### What to work on
Summarize the passage on embeddings and oblivious routing in two sentences.

### Extract to read
Recall that the vertex elimination theorem and the edge sparsification theorem require the ability to efficiently construct an oblivious routing with low congestion for a graph $$G$$ by using oblivious routings for the simpler graphs obtained from $$G$$. Next, we show that embeddings allow us to do that.

The congestion of an embedding $$M$$ is defined as the maximum factor by which the congestion increases when we use $$M$$ to construct a flow in $$G'$$ using a flow in $$G$$. More precisely, we have $$\textrm{conge}(M) = \max_{x \in \mathbb{R}^E \setminus \{\vec{0}\} } \frac{\left\|U'^{-1}Mx\right\|_{\infty}}{\left\|U^{-1}x \right\|_{\infty}} \ ,\notag$$ where $$U$$ and $$U'$$ denote the edge capacities matrices of $$G$$ and $$G'$$ respectively. Making a change of variable $$x = Ux'$$ yields \begin{aligned} \textrm{conge}(M) & = & \max_{x' \in \mathbb{R}^E \setminus \{\vec{0}\}} \frac{\left\|U'^{-1}MUx'\right\|_{\infty}}{\left\|x' \right\|_{\infty}} \\ & = & \left\|U'^{-1}MU\right\|_{\infty} \ . \end{aligned}\notag

The following lemma shows that, as long as two graphs $$G$$ and $$G'$$ can be embedded into each other with low congestion, it is easy to construct an oblivious routing on one of them using an oblivious routing on the other, without increasing the competitive ratio by much.

Let $$G = (V, E, \mu)$$ and $$G' = \left(V, E', \mu'\right)$$ be two capacitated graphs with the same vertex set. Let $$M$$ (respectively, $$M'$$) be an embedding from $$G$$ to $$G'$$ (respectively, from $$G'$$ to $$G$$). If $$A'$$ is an oblivious routing on $$G'$$, then $$A = M'A'$$ is an oblivious routing on $$G$$ with congestion $$\rho(A) \le \textrm{conge}(M)\textrm{conge}\left(M'\right)\rho\left(A'\right) \ .\label{lemm_emb}$$

Let $$G$$ (respectively, $$G'$$) have edge capacities matrix $$U$$ (respectively, $$U'$$) and edge-vertex incidence matrix $$B$$ (respectively, $$B'$$).

### Raw records
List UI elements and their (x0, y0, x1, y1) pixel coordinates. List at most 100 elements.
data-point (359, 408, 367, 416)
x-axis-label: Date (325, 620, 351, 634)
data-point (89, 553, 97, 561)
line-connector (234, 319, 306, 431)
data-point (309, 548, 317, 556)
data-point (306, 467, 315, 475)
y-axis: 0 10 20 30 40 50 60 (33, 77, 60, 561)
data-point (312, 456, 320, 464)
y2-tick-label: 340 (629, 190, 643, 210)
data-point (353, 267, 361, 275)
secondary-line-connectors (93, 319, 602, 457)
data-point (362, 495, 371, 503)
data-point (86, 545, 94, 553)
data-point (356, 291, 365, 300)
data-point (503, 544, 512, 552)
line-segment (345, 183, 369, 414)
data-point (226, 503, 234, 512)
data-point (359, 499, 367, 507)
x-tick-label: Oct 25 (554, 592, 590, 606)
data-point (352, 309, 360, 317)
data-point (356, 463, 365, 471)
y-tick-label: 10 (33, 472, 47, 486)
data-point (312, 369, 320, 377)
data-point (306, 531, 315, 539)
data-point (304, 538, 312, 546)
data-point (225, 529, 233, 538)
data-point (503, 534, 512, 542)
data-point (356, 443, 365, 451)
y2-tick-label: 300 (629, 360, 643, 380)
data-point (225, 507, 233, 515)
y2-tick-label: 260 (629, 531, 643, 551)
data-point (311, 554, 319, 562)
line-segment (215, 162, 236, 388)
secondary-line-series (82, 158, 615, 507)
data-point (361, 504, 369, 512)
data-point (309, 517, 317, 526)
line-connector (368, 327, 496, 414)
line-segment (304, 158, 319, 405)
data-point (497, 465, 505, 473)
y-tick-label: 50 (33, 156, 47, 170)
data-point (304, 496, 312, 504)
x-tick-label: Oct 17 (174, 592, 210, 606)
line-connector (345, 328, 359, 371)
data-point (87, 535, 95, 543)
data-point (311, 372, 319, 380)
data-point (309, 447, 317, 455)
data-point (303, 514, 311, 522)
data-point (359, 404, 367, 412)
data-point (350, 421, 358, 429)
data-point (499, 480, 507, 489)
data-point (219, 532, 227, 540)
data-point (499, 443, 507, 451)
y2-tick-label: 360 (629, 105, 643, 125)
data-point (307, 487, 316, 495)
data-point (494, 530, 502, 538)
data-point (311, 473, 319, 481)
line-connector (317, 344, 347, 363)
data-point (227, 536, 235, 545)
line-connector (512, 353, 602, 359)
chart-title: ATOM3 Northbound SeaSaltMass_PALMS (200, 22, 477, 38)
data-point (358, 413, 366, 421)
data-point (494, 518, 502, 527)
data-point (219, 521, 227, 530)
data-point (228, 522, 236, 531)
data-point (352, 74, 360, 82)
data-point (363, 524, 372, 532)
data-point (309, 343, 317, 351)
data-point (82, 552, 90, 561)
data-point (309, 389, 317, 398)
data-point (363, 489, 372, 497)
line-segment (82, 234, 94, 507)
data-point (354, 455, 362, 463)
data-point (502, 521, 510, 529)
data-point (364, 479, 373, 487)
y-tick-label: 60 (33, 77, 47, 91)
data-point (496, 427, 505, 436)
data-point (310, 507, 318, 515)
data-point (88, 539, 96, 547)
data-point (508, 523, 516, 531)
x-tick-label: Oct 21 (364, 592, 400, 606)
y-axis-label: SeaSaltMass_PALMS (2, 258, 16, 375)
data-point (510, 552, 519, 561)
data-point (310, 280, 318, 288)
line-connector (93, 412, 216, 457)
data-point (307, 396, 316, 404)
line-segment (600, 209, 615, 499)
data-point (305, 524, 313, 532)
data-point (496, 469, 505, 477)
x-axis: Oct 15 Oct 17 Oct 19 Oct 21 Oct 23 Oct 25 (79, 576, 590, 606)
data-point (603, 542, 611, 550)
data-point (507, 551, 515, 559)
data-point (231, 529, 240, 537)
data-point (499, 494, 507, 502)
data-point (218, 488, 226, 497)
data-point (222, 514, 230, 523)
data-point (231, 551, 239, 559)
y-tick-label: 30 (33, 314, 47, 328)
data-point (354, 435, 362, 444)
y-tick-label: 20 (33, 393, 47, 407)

### Exercise answer
The congestion of an embedding M is the largest factor by which congestion grows when M is used to turn a flow in G into a flow in G', and it equals the infinity norm of U'^(-1)MU, where U and U' are the edge capacity matrices of G and G'. A lemma shows that when two capacitated graphs with the same vertex set embed into each other through M and M', an oblivious routing A' on G' yields the oblivious routing A = M'A' on G with congestion at most conge(M)·conge(M')·ρ(A'), which provides the construction that the vertex elimination and edge sparsification theorems require.